▶ **RECORD EXTRACTS**:
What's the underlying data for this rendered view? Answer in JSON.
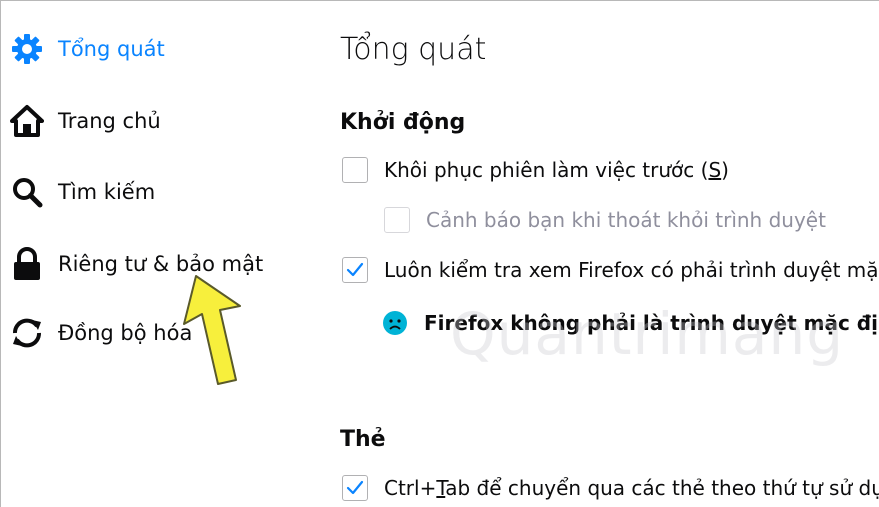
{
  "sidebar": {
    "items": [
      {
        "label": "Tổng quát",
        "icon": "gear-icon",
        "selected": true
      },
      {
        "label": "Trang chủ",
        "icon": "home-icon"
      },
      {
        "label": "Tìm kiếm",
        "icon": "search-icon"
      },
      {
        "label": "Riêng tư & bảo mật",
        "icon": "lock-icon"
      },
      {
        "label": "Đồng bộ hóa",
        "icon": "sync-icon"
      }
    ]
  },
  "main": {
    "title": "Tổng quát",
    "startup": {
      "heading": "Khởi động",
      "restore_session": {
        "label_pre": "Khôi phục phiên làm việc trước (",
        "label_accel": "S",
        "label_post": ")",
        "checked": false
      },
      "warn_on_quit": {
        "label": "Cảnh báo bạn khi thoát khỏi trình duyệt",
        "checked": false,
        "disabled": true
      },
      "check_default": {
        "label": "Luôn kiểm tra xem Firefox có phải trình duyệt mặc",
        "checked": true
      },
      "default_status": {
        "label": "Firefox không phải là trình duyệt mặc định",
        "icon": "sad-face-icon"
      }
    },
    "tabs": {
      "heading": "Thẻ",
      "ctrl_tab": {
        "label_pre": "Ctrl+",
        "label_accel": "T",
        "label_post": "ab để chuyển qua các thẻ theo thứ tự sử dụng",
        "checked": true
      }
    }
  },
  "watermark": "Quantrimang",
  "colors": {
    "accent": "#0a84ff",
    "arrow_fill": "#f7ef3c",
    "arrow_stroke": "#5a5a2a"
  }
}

--

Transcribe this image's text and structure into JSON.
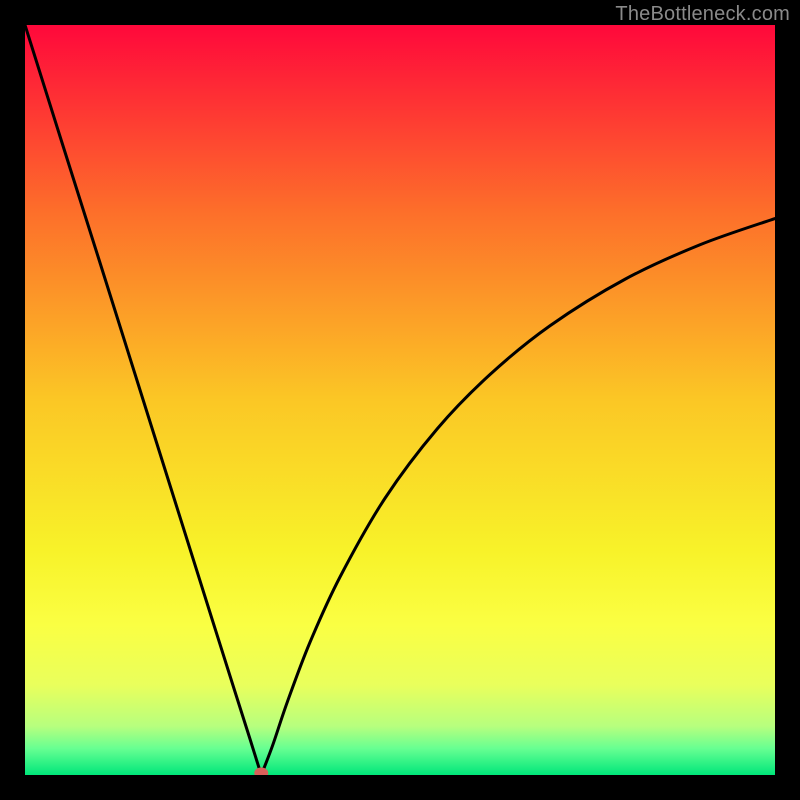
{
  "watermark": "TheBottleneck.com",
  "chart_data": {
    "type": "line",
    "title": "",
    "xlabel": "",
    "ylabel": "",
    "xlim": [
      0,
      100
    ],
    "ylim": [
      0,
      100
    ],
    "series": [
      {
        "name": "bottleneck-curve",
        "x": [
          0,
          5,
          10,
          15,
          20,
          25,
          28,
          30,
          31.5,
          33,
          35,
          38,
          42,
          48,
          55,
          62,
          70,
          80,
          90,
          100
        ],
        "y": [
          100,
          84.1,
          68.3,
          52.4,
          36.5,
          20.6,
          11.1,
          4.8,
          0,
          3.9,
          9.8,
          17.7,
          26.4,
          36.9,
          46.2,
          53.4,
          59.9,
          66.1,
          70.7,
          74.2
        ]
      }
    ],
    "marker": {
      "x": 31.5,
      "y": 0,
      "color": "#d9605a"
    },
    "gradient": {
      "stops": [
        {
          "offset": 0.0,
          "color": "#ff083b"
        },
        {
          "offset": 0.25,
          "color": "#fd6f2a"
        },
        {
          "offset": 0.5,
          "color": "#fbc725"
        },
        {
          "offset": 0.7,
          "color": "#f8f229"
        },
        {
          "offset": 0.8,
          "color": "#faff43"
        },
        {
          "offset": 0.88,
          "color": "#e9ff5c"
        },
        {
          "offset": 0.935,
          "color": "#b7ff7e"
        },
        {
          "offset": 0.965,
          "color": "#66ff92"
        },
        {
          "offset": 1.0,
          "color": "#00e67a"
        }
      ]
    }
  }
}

--

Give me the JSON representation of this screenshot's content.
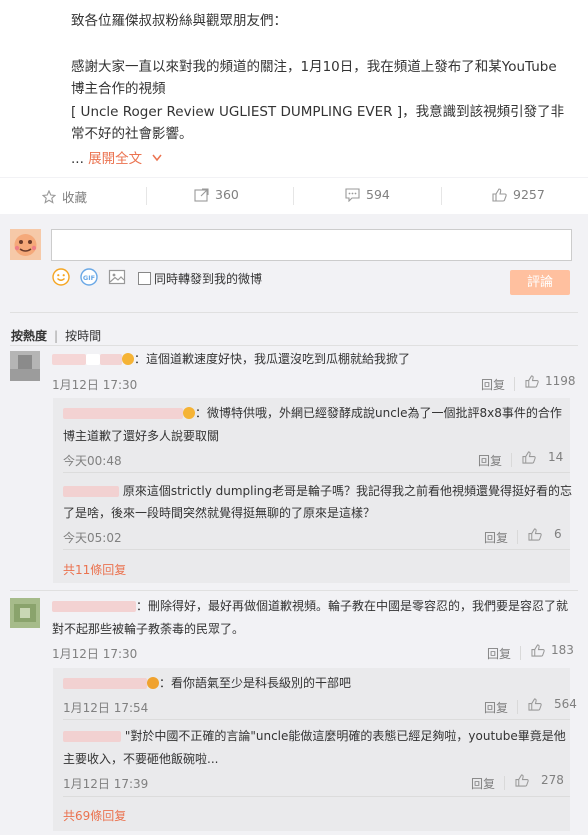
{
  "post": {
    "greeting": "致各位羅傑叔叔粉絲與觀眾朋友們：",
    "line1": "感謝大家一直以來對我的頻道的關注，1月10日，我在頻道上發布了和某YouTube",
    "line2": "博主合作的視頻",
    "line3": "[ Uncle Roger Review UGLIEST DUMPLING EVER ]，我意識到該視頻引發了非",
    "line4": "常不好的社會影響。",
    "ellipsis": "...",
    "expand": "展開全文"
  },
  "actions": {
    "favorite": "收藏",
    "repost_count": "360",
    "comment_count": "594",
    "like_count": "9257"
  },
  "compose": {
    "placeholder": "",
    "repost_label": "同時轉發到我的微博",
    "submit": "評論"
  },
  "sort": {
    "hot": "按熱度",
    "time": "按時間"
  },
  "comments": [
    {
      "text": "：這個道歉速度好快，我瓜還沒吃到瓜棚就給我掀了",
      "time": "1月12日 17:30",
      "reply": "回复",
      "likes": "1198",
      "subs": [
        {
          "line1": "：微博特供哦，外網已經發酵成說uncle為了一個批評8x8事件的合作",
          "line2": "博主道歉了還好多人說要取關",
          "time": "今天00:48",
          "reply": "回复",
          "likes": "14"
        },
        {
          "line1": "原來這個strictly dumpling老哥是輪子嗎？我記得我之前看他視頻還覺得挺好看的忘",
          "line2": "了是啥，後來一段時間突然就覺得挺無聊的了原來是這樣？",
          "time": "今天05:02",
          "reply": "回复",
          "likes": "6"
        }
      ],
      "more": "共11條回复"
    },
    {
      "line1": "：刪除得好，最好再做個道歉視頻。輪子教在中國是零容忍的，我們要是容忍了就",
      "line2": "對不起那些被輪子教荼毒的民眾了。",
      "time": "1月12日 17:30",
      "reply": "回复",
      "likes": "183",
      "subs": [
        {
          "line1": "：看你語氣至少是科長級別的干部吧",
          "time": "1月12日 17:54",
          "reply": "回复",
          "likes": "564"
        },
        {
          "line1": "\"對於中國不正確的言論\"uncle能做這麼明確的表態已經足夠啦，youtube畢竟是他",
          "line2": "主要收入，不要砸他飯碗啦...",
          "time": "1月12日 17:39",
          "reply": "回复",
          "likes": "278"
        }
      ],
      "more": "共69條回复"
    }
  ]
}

▶ **SET PROBLEM**:
Using the records above, find and show each line with the string "duyệt".

▶ **EXERCISE ANSWER**:
        "label": "Cảnh báo bạn khi thoát khỏi trình duyệt",
        "label": "Luôn kiểm tra xem Firefox có phải trình duyệt mặc",
        "label": "Firefox không phải là trình duyệt mặc định",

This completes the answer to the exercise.